Saved entries:
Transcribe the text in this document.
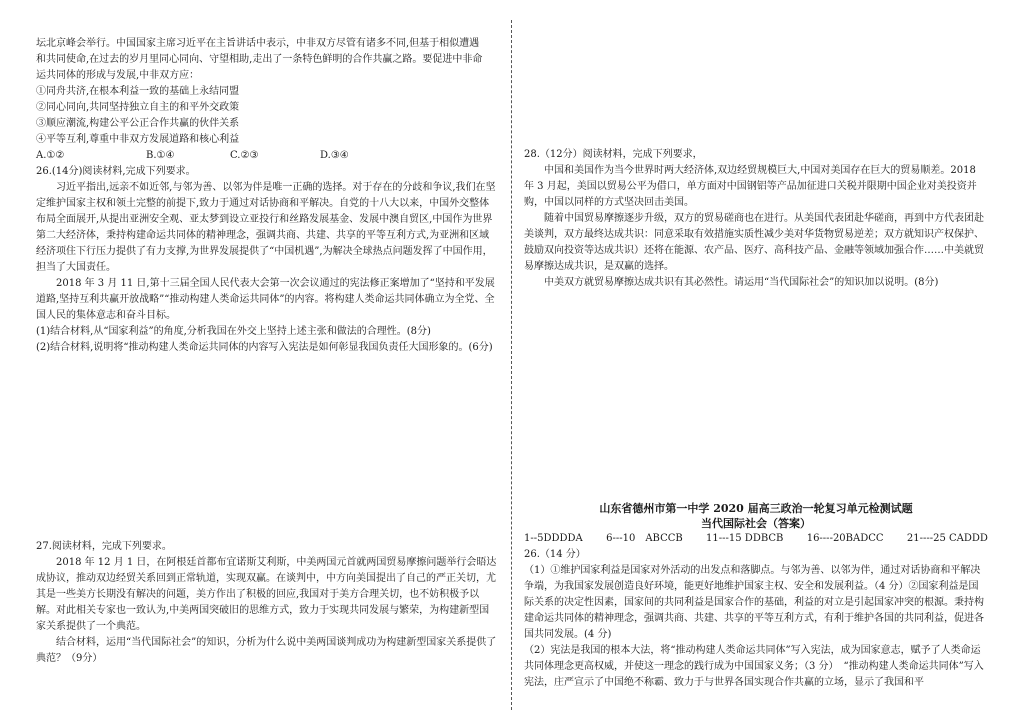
坛北京峰会举行。中国国家主席习近平在主旨讲话中表示，中非双方尽管有诸多不同,但基于相似遭遇

和共同使命,在过去的岁月里同心同向、守望相助,走出了一条特色鲜明的合作共赢之路。要促进中非命

运共同体的形成与发展,中非双方应：

①同舟共济,在根本利益一致的基础上永结同盟

②同心同向,共同坚持独立自主的和平外交政策

③顺应潮流,构建公平公正合作共赢的伙伴关系

④平等互利,尊重中非双方发展道路和核心利益

A.①②	B.①④	C.②③	D.③④

26.(14分)阅读材料,完成下列要求。

习近平指出,远亲不如近邻,与邻为善、以邻为伴是唯一正确的选择。对于存在的分歧和争议,我们在坚定维护国家主权和领土完整的前提下,致力于通过对话协商和平解决。自党的十八大以来，中国外交整体布局全面展开,从提出亚洲安全观、亚太梦到设立亚投行和丝路发展基金、发展中澳自贸区,中国作为世界第二大经济体，秉持构建命运共同体的精神理念，强调共商、共建、共享的平等互利方式,为亚洲和区域经济项住下行压力提供了有力支撑,为世界发展提供了“中国机遇”,为解决全球热点问题发挥了中国作用，担当了大国责任。

2018 年 3 月 11 日,第十三届全国人民代表大会第一次会议通过的宪法修正案增加了“坚持和平发展道路,坚持互利共赢开放战略”“推动构建人类命运共同体”的内容。将构建人类命运共同体确立为全党、全国人民的集体意志和奋斗目标。

(1)结合材料,从“国家利益”的角度,分析我国在外交上坚持上述主张和做法的合理性。(8分)

(2)结合材料,说明将“推动构建人类命运共同体的内容写入宪法是如何彰显我国负责任大国形象的。(6分)

27.阅读材料，完成下列要求。

2018 年 12 月 1 日，在阿根廷首都布宜诺斯艾利斯，中美两国元首就两国贸易摩擦问题举行会晤达成协议，推动双边经贸关系回到正常轨道，实现双赢。在谈判中，中方向美国提出了自己的严正关切，尤其是一些美方长期没有解决的问题，美方作出了积极的回应,我国对于美方合理关切，也不妨积极予以解。对此相关专家也一致认为,中美两国突破旧的思维方式，致力于实现共同发展与繁荣，为构建新型国家关系提供了一个典范。

结合材料，运用“当代国际社会”的知识，分析为什么说中美两国谈判成功为构建新型国家关系提供了典范？（9分）

28.（12分）阅读材料，完成下列要求，

中国和美国作为当今世界时两大经济体,双边经贸规模巨大,中国对美国存在巨大的贸易顺差。2018 年 3 月起，美国以贸易公平为借口，单方面对中国钢铝等产品加征进口关税并限期中国企业对美投资并购，中国以同样的方式坚决回击美国。

随着中国贸易摩擦逐步升级，双方的贸易磋商也在进行。从美国代表团赴华磋商，再到中方代表团赴美谈判，双方最终达成共识：同意采取有效措施实质性减少美对华货物贸易逆差；双方就知识产权保护、鼓励双向投资等达成共识）还将在能源、农产品、医疗、高科技产品、金融等领域加强合作……中美就贸易摩擦达成共识，是双赢的选择。

中美双方就贸易摩擦达成共识有其必然性。请运用“当代国际社会”的知识加以说明。(8分)

山东省德州市第一中学 2020 届高三政治一轮复习单元检测试题
当代国际社会（答案）
1--5DDDDA 6---10　ABCCB 11---15 DDBCB 16----20BADCC 21----25 CADDD

26.（14 分）

（1）①维护国家利益是国家对外活动的出发点和落脚点。与邻为善、以邻为伴，通过对话协商和平解决争端，为我国家发展创造良好环境，能更好地维护国家主权、安全和发展利益。（4 分）②国家利益是国际关系的决定性因素，国家间的共同利益是国家合作的基础，利益的对立是引起国家冲突的根源。秉持构建命运共同体的精神理念，强调共商、共建、共享的平等互利方式，有利于维护各国的共同利益，促进各国共同发展。(4 分)

（2）宪法是我国的根本大法，将“推动构建人类命运共同体”写入宪法，成为国家意志，赋予了人类命运共同体理念更高权威，并使这一理念的践行成为中国国家义务；（3 分）　“推动构建人类命运共同体”写入宪法，庄严宣示了中国绝不称霸、致力于与世界各国实现合作共赢的立场，显示了我国和平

= SHORT TASK =
Pictures stay out of the copy; please restate every record above exactly.

= SOLVED PROBLEM =
Transcribe the text in this document.
坛北京峰会举行。中国国家主席习近平在主旨讲话中表示，中非双方尽管有诸多不同,但基于相似遭遇

和共同使命,在过去的岁月里同心同向、守望相助,走出了一条特色鲜明的合作共赢之路。要促进中非命

运共同体的形成与发展,中非双方应：

①同舟共济,在根本利益一致的基础上永结同盟

②同心同向,共同坚持独立自主的和平外交政策

③顺应潮流,构建公平公正合作共赢的伙伴关系

④平等互利,尊重中非双方发展道路和核心利益

A.①②	B.①④	C.②③	D.③④

26.(14分)阅读材料,完成下列要求。

习近平指出,远亲不如近邻,与邻为善、以邻为伴是唯一正确的选择。对于存在的分歧和争议,我们在坚定维护国家主权和领土完整的前提下,致力于通过对话协商和平解决。自党的十八大以来，中国外交整体布局全面展开,从提出亚洲安全观、亚太梦到设立亚投行和丝路发展基金、发展中澳自贸区,中国作为世界第二大经济体，秉持构建命运共同体的精神理念，强调共商、共建、共享的平等互利方式,为亚洲和区域经济项住下行压力提供了有力支撑,为世界发展提供了“中国机遇”,为解决全球热点问题发挥了中国作用，担当了大国责任。

2018 年 3 月 11 日,第十三届全国人民代表大会第一次会议通过的宪法修正案增加了“坚持和平发展道路,坚持互利共赢开放战略”“推动构建人类命运共同体”的内容。将构建人类命运共同体确立为全党、全国人民的集体意志和奋斗目标。

(1)结合材料,从“国家利益”的角度,分析我国在外交上坚持上述主张和做法的合理性。(8分)

(2)结合材料,说明将“推动构建人类命运共同体的内容写入宪法是如何彰显我国负责任大国形象的。(6分)

27.阅读材料，完成下列要求。

2018 年 12 月 1 日，在阿根廷首都布宜诺斯艾利斯，中美两国元首就两国贸易摩擦问题举行会晤达成协议，推动双边经贸关系回到正常轨道，实现双赢。在谈判中，中方向美国提出了自己的严正关切，尤其是一些美方长期没有解决的问题，美方作出了积极的回应,我国对于美方合理关切，也不妨积极予以解。对此相关专家也一致认为,中美两国突破旧的思维方式，致力于实现共同发展与繁荣，为构建新型国家关系提供了一个典范。

结合材料，运用“当代国际社会”的知识，分析为什么说中美两国谈判成功为构建新型国家关系提供了典范？（9分）

28.（12分）阅读材料，完成下列要求，

中国和美国作为当今世界时两大经济体,双边经贸规模巨大,中国对美国存在巨大的贸易顺差。2018 年 3 月起，美国以贸易公平为借口，单方面对中国钢铝等产品加征进口关税并限期中国企业对美投资并购，中国以同样的方式坚决回击美国。

随着中国贸易摩擦逐步升级，双方的贸易磋商也在进行。从美国代表团赴华磋商，再到中方代表团赴美谈判，双方最终达成共识：同意采取有效措施实质性减少美对华货物贸易逆差；双方就知识产权保护、鼓励双向投资等达成共识）还将在能源、农产品、医疗、高科技产品、金融等领域加强合作……中美就贸易摩擦达成共识，是双赢的选择。

中美双方就贸易摩擦达成共识有其必然性。请运用“当代国际社会”的知识加以说明。(8分)

山东省德州市第一中学 2020 届高三政治一轮复习单元检测试题
当代国际社会（答案）
1--5DDDDA 6---10　ABCCB 11---15 DDBCB 16----20BADCC 21----25 CADDD

26.（14 分）

（1）①维护国家利益是国家对外活动的出发点和落脚点。与邻为善、以邻为伴，通过对话协商和平解决争端，为我国家发展创造良好环境，能更好地维护国家主权、安全和发展利益。（4 分）②国家利益是国际关系的决定性因素，国家间的共同利益是国家合作的基础，利益的对立是引起国家冲突的根源。秉持构建命运共同体的精神理念，强调共商、共建、共享的平等互利方式，有利于维护各国的共同利益，促进各国共同发展。(4 分)

（2）宪法是我国的根本大法，将“推动构建人类命运共同体”写入宪法，成为国家意志，赋予了人类命运共同体理念更高权威，并使这一理念的践行成为中国国家义务；（3 分）　“推动构建人类命运共同体”写入宪法，庄严宣示了中国绝不称霸、致力于与世界各国实现合作共赢的立场，显示了我国和平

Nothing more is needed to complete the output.